◆ INSTRUCTIONS FOR THE TASK: Extract the whole listing as it stands. Do not include the pictures.

◆ SUPPLIED RECORDS:

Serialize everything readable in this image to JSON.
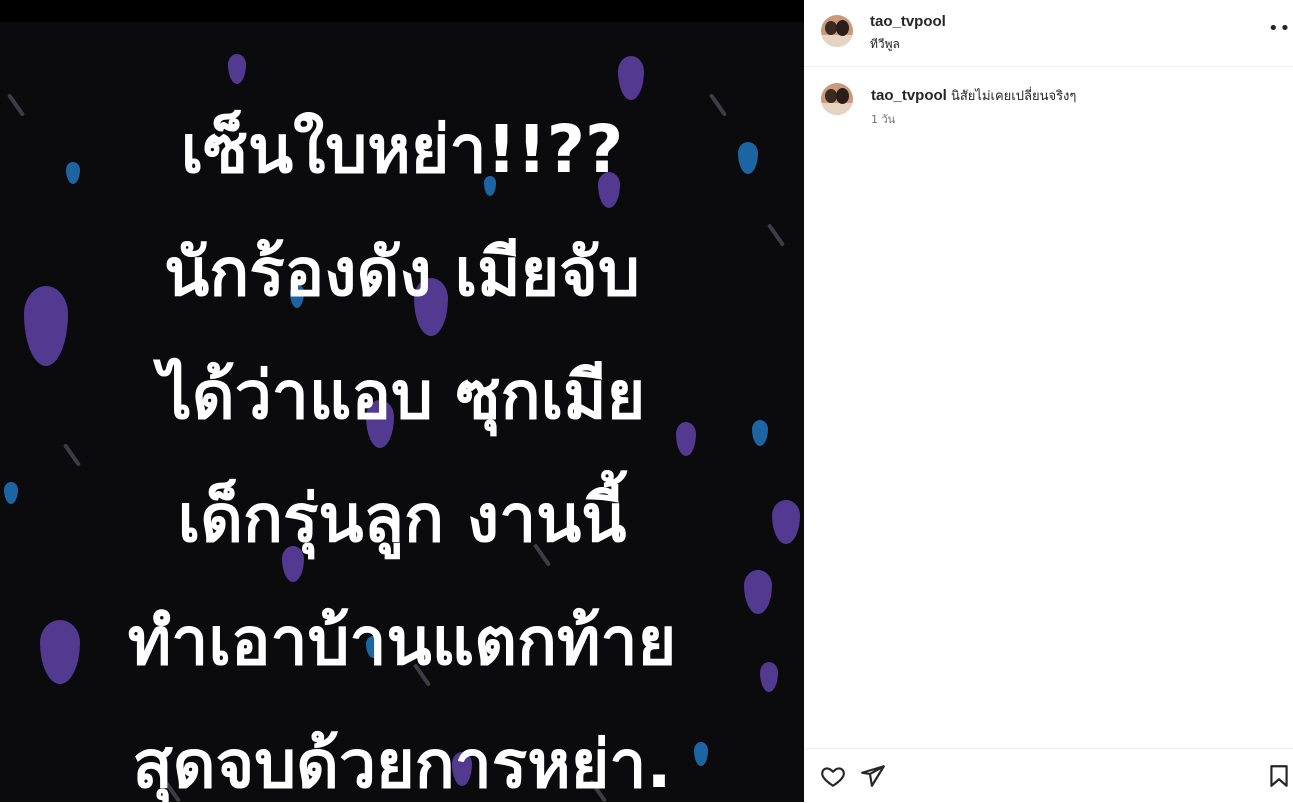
{
  "post": {
    "image_text_lines": [
      "เซ็นใบหย่า!!??",
      "นักร้องดัง เมียจับ",
      "ได้ว่าแอบ ซุกเมีย",
      "เด็กรุ่นลูก งานนี้",
      "ทำเอาบ้านแตกท้าย",
      "สุดจบด้วยการหย่า."
    ]
  },
  "header": {
    "username": "tao_tvpool",
    "location": "ทีวีพูล",
    "more_icon": "more-options-icon"
  },
  "caption": {
    "username": "tao_tvpool",
    "text": "นิสัยไม่เคยเปลี่ยนจริงๆ",
    "time": "1 วัน"
  },
  "actions": {
    "like_icon": "heart-icon",
    "share_icon": "send-icon",
    "save_icon": "bookmark-icon"
  },
  "colors": {
    "drop_blue": "#1f6fb2",
    "drop_purple": "#5a3f9e",
    "text_primary": "#262626",
    "text_secondary": "#737373"
  }
}
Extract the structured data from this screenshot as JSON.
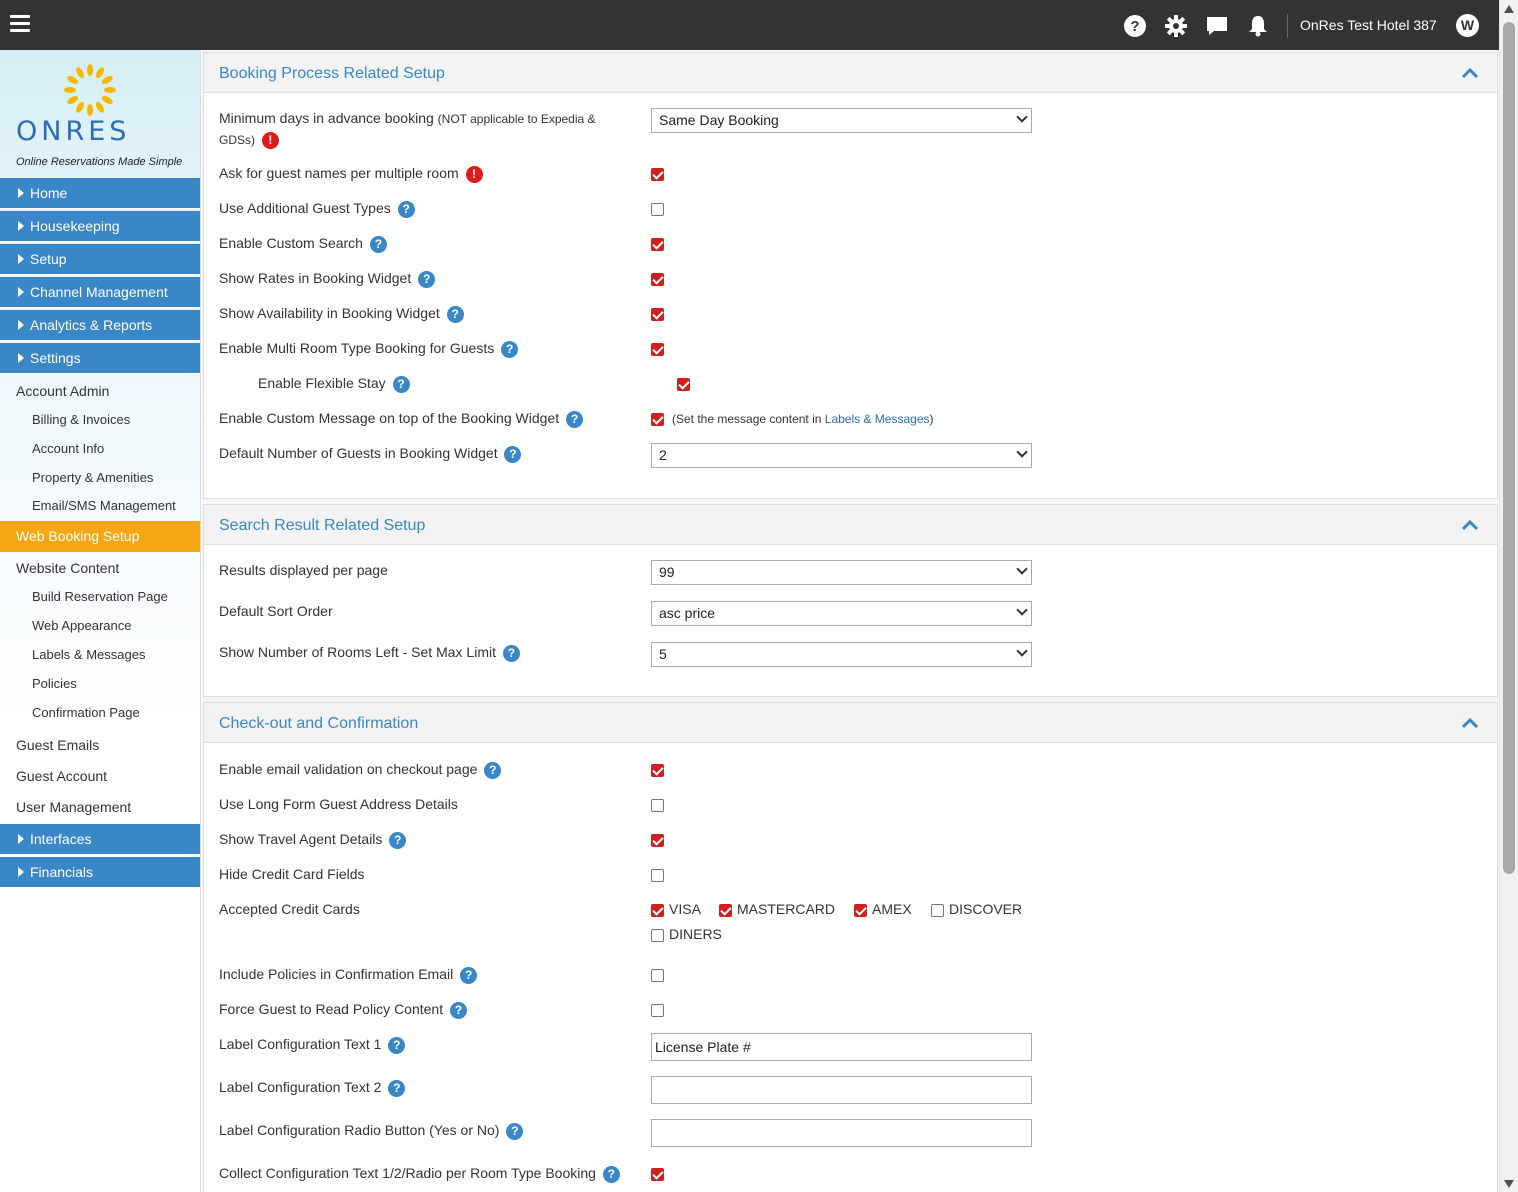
{
  "topbar": {
    "hotel_name": "OnRes Test Hotel 387",
    "user_initial": "W",
    "icons": [
      "help-icon",
      "gear-icon",
      "chat-icon",
      "bell-icon"
    ]
  },
  "logo": {
    "brand": "ONRES",
    "tagline": "Online Reservations Made Simple"
  },
  "sidebar": {
    "blue_top": [
      "Home",
      "Housekeeping",
      "Setup",
      "Channel Management",
      "Analytics & Reports",
      "Settings"
    ],
    "account_admin": "Account Admin",
    "account_sub": [
      "Billing & Invoices",
      "Account Info",
      "Property & Amenities",
      "Email/SMS Management"
    ],
    "active": "Web Booking Setup",
    "website_content": "Website Content",
    "website_sub": [
      "Build Reservation Page",
      "Web Appearance",
      "Labels & Messages",
      "Policies",
      "Confirmation Page"
    ],
    "plain_bottom": [
      "Guest Emails",
      "Guest Account",
      "User Management"
    ],
    "blue_bottom": [
      "Interfaces",
      "Financials"
    ]
  },
  "booking": {
    "title": "Booking Process Related Setup",
    "min_days_label": "Minimum days in advance booking",
    "min_days_note": "(NOT applicable to Expedia &",
    "min_days_note2": "GDSs)",
    "min_days_value": "Same Day Booking",
    "guest_names_label": "Ask for guest names per multiple room",
    "additional_types_label": "Use Additional Guest Types",
    "custom_search_label": "Enable Custom Search",
    "show_rates_label": "Show Rates in Booking Widget",
    "show_avail_label": "Show Availability in Booking Widget",
    "multi_room_label": "Enable Multi Room Type Booking for Guests",
    "flexible_label": "Enable Flexible Stay",
    "custom_msg_label": "Enable Custom Message on top of the Booking Widget",
    "custom_msg_note": "(Set the message content in",
    "custom_msg_link": "Labels & Messages",
    "custom_msg_close": ")",
    "default_guests_label": "Default Number of Guests in Booking Widget",
    "default_guests_value": "2"
  },
  "search": {
    "title": "Search Result Related Setup",
    "per_page_label": "Results displayed per page",
    "per_page_value": "99",
    "sort_label": "Default Sort Order",
    "sort_value": "asc price",
    "rooms_left_label": "Show Number of Rooms Left - Set Max Limit",
    "rooms_left_value": "5"
  },
  "checkout": {
    "title": "Check-out and Confirmation",
    "email_val_label": "Enable email validation on checkout page",
    "long_form_label": "Use Long Form Guest Address Details",
    "travel_agent_label": "Show Travel Agent Details",
    "hide_cc_label": "Hide Credit Card Fields",
    "accepted_cc_label": "Accepted Credit Cards",
    "cards": [
      "VISA",
      "MASTERCARD",
      "AMEX",
      "DISCOVER",
      "DINERS"
    ],
    "include_policies_label": "Include Policies in Confirmation Email",
    "force_read_label": "Force Guest to Read Policy Content",
    "label1_label": "Label Configuration Text 1",
    "label1_value": "License Plate #",
    "label2_label": "Label Configuration Text 2",
    "label2_value": "",
    "radio_label": "Label Configuration Radio Button (Yes or No)",
    "radio_value": "",
    "collect_label": "Collect Configuration Text 1/2/Radio per Room Type Booking"
  },
  "colors": {
    "accent_blue": "#3a87c8",
    "active_orange": "#f7a613",
    "checkbox_red": "#d0201e",
    "topbar": "#333333"
  }
}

◆ RESULT OF THE EXERCISE:
Serialize everything readable in this image to JSON.
{
  "post": {
    "image_text_lines": [
      "เซ็นใบหย่า!!??",
      "นักร้องดัง เมียจับ",
      "ได้ว่าแอบ ซุกเมีย",
      "เด็กรุ่นลูก งานนี้",
      "ทำเอาบ้านแตกท้าย",
      "สุดจบด้วยการหย่า."
    ]
  },
  "header": {
    "username": "tao_tvpool",
    "location": "ทีวีพูล",
    "more_icon": "more-options-icon"
  },
  "caption": {
    "username": "tao_tvpool",
    "text": "นิสัยไม่เคยเปลี่ยนจริงๆ",
    "time": "1 วัน"
  },
  "actions": {
    "like_icon": "heart-icon",
    "share_icon": "send-icon",
    "save_icon": "bookmark-icon"
  },
  "colors": {
    "drop_blue": "#1f6fb2",
    "drop_purple": "#5a3f9e",
    "text_primary": "#262626",
    "text_secondary": "#737373"
  }
}
Extract the structured data from this screenshot as JSON.
{
  "topbar": {
    "hotel_name": "OnRes Test Hotel 387",
    "user_initial": "W",
    "icons": [
      "help-icon",
      "gear-icon",
      "chat-icon",
      "bell-icon"
    ]
  },
  "logo": {
    "brand": "ONRES",
    "tagline": "Online Reservations Made Simple"
  },
  "sidebar": {
    "blue_top": [
      "Home",
      "Housekeeping",
      "Setup",
      "Channel Management",
      "Analytics & Reports",
      "Settings"
    ],
    "account_admin": "Account Admin",
    "account_sub": [
      "Billing & Invoices",
      "Account Info",
      "Property & Amenities",
      "Email/SMS Management"
    ],
    "active": "Web Booking Setup",
    "website_content": "Website Content",
    "website_sub": [
      "Build Reservation Page",
      "Web Appearance",
      "Labels & Messages",
      "Policies",
      "Confirmation Page"
    ],
    "plain_bottom": [
      "Guest Emails",
      "Guest Account",
      "User Management"
    ],
    "blue_bottom": [
      "Interfaces",
      "Financials"
    ]
  },
  "booking": {
    "title": "Booking Process Related Setup",
    "min_days_label": "Minimum days in advance booking",
    "min_days_note": "(NOT applicable to Expedia &",
    "min_days_note2": "GDSs)",
    "min_days_value": "Same Day Booking",
    "guest_names_label": "Ask for guest names per multiple room",
    "additional_types_label": "Use Additional Guest Types",
    "custom_search_label": "Enable Custom Search",
    "show_rates_label": "Show Rates in Booking Widget",
    "show_avail_label": "Show Availability in Booking Widget",
    "multi_room_label": "Enable Multi Room Type Booking for Guests",
    "flexible_label": "Enable Flexible Stay",
    "custom_msg_label": "Enable Custom Message on top of the Booking Widget",
    "custom_msg_note": "(Set the message content in",
    "custom_msg_link": "Labels & Messages",
    "custom_msg_close": ")",
    "default_guests_label": "Default Number of Guests in Booking Widget",
    "default_guests_value": "2"
  },
  "search": {
    "title": "Search Result Related Setup",
    "per_page_label": "Results displayed per page",
    "per_page_value": "99",
    "sort_label": "Default Sort Order",
    "sort_value": "asc price",
    "rooms_left_label": "Show Number of Rooms Left - Set Max Limit",
    "rooms_left_value": "5"
  },
  "checkout": {
    "title": "Check-out and Confirmation",
    "email_val_label": "Enable email validation on checkout page",
    "long_form_label": "Use Long Form Guest Address Details",
    "travel_agent_label": "Show Travel Agent Details",
    "hide_cc_label": "Hide Credit Card Fields",
    "accepted_cc_label": "Accepted Credit Cards",
    "cards": [
      "VISA",
      "MASTERCARD",
      "AMEX",
      "DISCOVER",
      "DINERS"
    ],
    "include_policies_label": "Include Policies in Confirmation Email",
    "force_read_label": "Force Guest to Read Policy Content",
    "label1_label": "Label Configuration Text 1",
    "label1_value": "License Plate #",
    "label2_label": "Label Configuration Text 2",
    "label2_value": "",
    "radio_label": "Label Configuration Radio Button (Yes or No)",
    "radio_value": "",
    "collect_label": "Collect Configuration Text 1/2/Radio per Room Type Booking"
  },
  "colors": {
    "accent_blue": "#3a87c8",
    "active_orange": "#f7a613",
    "checkbox_red": "#d0201e",
    "topbar": "#333333"
  }
}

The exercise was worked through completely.